** begin **

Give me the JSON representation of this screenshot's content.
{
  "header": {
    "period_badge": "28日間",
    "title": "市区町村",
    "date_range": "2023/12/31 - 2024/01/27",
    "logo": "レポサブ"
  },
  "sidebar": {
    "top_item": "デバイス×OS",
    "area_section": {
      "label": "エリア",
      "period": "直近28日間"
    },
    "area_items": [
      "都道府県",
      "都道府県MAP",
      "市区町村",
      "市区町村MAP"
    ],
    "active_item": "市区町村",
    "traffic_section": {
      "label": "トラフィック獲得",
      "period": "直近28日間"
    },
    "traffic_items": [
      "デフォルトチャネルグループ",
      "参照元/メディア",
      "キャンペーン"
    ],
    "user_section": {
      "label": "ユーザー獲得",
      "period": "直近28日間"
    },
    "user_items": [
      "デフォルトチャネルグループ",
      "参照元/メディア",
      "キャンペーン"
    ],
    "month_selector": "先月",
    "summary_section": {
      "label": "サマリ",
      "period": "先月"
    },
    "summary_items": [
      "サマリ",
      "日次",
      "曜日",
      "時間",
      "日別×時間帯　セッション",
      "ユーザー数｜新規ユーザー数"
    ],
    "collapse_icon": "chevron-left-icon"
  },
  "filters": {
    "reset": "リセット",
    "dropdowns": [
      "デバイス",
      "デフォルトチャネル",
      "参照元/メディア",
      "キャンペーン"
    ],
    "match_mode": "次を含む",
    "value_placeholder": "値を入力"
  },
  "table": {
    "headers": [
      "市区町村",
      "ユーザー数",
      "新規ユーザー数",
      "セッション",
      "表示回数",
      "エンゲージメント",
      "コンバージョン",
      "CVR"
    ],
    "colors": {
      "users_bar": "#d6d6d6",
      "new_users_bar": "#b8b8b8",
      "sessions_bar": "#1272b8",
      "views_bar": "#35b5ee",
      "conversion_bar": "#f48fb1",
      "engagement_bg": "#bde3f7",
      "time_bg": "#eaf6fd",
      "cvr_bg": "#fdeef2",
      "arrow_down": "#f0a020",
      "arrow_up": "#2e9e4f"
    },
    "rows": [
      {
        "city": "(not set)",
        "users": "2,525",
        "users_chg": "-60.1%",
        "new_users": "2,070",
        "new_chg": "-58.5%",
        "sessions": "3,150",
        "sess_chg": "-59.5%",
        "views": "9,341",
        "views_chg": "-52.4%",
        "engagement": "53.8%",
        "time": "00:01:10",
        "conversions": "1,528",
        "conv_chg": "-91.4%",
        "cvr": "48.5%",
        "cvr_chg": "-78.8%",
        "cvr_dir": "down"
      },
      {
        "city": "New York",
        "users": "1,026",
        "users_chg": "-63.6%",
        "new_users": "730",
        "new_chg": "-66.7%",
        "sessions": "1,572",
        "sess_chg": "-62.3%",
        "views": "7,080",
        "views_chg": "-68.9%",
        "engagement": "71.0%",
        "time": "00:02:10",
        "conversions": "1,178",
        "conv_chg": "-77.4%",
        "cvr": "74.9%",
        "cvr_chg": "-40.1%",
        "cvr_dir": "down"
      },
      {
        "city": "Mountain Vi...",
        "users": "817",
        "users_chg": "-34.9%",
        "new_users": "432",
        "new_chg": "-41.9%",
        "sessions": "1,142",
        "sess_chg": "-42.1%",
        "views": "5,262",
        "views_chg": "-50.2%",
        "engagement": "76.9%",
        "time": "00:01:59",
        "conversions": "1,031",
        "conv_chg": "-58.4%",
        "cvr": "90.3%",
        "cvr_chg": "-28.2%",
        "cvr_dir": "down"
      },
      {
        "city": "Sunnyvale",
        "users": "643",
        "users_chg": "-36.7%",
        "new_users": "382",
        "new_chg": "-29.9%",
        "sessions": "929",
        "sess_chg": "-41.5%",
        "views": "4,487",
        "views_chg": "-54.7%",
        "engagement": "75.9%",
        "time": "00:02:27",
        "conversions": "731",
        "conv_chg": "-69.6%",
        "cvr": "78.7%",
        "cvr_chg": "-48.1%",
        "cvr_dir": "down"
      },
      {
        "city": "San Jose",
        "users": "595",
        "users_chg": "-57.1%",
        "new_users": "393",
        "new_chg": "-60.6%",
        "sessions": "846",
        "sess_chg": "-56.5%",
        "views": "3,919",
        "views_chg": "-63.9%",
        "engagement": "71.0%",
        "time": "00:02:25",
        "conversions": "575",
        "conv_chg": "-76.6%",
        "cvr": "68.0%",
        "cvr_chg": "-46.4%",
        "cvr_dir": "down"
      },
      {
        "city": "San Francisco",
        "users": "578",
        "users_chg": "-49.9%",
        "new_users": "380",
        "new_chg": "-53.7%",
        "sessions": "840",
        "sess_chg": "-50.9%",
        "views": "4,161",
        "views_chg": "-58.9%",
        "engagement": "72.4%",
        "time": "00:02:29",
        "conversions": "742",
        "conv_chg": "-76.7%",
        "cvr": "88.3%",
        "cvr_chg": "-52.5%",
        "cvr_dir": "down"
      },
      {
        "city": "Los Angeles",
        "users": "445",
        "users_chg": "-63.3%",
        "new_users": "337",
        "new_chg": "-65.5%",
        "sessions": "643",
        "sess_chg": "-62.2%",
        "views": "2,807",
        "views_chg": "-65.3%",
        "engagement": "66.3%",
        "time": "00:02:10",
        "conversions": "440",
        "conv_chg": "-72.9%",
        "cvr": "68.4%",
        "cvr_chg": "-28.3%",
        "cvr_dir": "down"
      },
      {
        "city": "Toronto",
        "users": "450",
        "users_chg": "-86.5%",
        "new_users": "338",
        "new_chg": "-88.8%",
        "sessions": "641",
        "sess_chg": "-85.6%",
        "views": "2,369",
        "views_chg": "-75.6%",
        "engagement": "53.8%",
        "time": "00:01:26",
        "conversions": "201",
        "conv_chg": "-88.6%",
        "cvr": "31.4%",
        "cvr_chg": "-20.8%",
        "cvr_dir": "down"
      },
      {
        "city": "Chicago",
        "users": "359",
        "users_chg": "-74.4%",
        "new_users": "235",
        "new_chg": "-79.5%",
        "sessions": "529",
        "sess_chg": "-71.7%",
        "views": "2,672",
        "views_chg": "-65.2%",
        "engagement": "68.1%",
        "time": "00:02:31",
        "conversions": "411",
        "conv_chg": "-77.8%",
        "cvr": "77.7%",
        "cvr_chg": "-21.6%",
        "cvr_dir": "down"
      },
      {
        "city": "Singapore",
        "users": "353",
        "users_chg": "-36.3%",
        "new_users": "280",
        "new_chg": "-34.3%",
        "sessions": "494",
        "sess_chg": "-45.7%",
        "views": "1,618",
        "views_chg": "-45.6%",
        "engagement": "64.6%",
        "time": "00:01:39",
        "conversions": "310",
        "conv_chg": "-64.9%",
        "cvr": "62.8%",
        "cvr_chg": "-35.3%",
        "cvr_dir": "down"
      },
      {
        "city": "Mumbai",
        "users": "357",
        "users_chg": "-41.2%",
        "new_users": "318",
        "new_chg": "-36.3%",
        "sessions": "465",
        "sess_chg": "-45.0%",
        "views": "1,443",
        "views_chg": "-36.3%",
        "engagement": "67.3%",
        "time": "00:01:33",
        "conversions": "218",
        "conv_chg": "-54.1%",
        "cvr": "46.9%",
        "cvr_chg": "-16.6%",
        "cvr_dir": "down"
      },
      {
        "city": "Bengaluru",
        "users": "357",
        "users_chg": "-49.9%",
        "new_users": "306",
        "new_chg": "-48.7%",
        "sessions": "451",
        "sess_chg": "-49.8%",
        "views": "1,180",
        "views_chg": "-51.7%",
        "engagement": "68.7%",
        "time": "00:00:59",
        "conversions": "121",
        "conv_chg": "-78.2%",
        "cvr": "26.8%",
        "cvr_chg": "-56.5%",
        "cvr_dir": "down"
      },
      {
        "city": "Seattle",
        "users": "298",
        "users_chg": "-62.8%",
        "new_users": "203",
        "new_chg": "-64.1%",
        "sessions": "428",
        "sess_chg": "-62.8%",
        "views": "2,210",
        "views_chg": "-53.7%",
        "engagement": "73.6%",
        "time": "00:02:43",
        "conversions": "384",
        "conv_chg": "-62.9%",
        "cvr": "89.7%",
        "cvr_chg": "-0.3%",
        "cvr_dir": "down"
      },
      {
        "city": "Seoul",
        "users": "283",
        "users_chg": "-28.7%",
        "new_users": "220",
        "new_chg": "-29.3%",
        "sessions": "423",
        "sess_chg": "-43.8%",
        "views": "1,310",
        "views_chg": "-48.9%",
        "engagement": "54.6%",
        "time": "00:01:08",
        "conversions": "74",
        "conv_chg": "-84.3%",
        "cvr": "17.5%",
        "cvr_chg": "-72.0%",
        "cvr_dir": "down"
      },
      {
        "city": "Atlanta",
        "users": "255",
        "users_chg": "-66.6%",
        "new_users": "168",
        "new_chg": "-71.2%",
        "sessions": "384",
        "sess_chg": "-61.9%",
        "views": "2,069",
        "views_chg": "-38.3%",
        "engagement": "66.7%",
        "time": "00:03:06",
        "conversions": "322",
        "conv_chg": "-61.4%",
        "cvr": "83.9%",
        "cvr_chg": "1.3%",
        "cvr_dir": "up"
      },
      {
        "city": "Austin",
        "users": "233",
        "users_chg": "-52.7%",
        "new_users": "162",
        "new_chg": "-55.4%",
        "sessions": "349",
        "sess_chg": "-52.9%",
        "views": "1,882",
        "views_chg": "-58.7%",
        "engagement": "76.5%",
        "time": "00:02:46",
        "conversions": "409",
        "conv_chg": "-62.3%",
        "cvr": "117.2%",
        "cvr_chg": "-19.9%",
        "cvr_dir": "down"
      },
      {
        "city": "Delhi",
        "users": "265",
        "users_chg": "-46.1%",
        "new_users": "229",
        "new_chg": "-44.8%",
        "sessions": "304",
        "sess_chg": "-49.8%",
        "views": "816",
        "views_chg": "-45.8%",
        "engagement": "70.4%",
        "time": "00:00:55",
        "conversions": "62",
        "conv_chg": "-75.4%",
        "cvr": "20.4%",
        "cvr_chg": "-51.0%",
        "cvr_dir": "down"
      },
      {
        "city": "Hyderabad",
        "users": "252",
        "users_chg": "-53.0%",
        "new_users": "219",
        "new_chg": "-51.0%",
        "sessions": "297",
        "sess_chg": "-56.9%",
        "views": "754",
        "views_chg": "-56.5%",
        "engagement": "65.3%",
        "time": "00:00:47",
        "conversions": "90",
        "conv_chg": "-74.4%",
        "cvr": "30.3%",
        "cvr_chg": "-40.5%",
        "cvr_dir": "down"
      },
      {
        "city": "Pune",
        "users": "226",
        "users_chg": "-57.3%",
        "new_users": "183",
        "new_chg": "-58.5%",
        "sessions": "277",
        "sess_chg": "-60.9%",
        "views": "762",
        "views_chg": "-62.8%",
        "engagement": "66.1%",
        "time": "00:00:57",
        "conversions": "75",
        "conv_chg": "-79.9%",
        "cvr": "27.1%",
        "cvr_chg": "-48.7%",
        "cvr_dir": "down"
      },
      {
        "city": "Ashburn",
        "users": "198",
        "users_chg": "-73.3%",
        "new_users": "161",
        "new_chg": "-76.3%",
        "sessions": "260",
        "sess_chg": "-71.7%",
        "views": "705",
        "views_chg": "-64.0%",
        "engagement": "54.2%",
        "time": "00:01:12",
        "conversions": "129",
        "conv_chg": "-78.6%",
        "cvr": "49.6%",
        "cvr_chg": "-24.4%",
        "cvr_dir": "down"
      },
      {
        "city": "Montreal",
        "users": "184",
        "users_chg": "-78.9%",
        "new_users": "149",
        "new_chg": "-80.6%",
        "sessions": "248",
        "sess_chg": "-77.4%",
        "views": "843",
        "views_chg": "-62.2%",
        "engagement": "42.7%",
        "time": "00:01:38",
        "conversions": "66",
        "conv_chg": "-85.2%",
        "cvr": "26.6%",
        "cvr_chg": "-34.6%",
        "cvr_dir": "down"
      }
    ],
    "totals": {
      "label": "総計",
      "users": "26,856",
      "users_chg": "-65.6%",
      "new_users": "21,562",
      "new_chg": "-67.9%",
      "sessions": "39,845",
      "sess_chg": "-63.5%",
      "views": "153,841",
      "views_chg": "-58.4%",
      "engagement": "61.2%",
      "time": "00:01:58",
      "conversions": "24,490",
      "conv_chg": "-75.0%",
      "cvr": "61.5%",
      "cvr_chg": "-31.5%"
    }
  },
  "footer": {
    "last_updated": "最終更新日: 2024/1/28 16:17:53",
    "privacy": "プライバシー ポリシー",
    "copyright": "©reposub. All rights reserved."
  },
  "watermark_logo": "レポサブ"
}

** end **

(Written problem) Give the number of lines that hold the word "label" in these records, with nothing added.

(Full output) 5